» Set task
Output every entry exactly, from the first line to the last.
· · · · · · ·
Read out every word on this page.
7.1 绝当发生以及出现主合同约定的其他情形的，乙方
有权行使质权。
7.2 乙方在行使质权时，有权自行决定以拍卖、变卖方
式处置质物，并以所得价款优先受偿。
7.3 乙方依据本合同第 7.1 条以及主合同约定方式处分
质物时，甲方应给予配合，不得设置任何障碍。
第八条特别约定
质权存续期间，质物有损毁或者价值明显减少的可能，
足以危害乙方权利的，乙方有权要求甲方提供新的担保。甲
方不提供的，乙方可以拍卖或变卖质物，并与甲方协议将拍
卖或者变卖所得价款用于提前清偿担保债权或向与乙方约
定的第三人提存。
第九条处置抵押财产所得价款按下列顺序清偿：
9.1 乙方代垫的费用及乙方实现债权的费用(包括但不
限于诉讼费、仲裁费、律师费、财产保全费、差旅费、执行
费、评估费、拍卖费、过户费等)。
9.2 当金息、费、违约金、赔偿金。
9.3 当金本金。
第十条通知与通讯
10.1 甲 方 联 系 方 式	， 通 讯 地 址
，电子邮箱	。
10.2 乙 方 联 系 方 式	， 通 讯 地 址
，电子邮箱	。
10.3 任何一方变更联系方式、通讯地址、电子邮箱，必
· · · · · · ·
» Solution
Read out every word on this page.
7.1 绝当发生以及出现主合同约定的其他情形的，乙方
有权行使质权。
7.2 乙方在行使质权时，有权自行决定以拍卖、变卖方
式处置质物，并以所得价款优先受偿。
7.3 乙方依据本合同第 7.1 条以及主合同约定方式处分
质物时，甲方应给予配合，不得设置任何障碍。
第八条特别约定
质权存续期间，质物有损毁或者价值明显减少的可能，
足以危害乙方权利的，乙方有权要求甲方提供新的担保。甲
方不提供的，乙方可以拍卖或变卖质物，并与甲方协议将拍
卖或者变卖所得价款用于提前清偿担保债权或向与乙方约
定的第三人提存。
第九条处置抵押财产所得价款按下列顺序清偿：
9.1 乙方代垫的费用及乙方实现债权的费用(包括但不
限于诉讼费、仲裁费、律师费、财产保全费、差旅费、执行
费、评估费、拍卖费、过户费等)。
9.2 当金息、费、违约金、赔偿金。
9.3 当金本金。
第十条通知与通讯
10.1 甲 方 联 系 方 式	， 通 讯 地 址
，电子邮箱	。
10.2 乙 方 联 系 方 式	， 通 讯 地 址
，电子邮箱	。
10.3 任何一方变更联系方式、通讯地址、电子邮箱，必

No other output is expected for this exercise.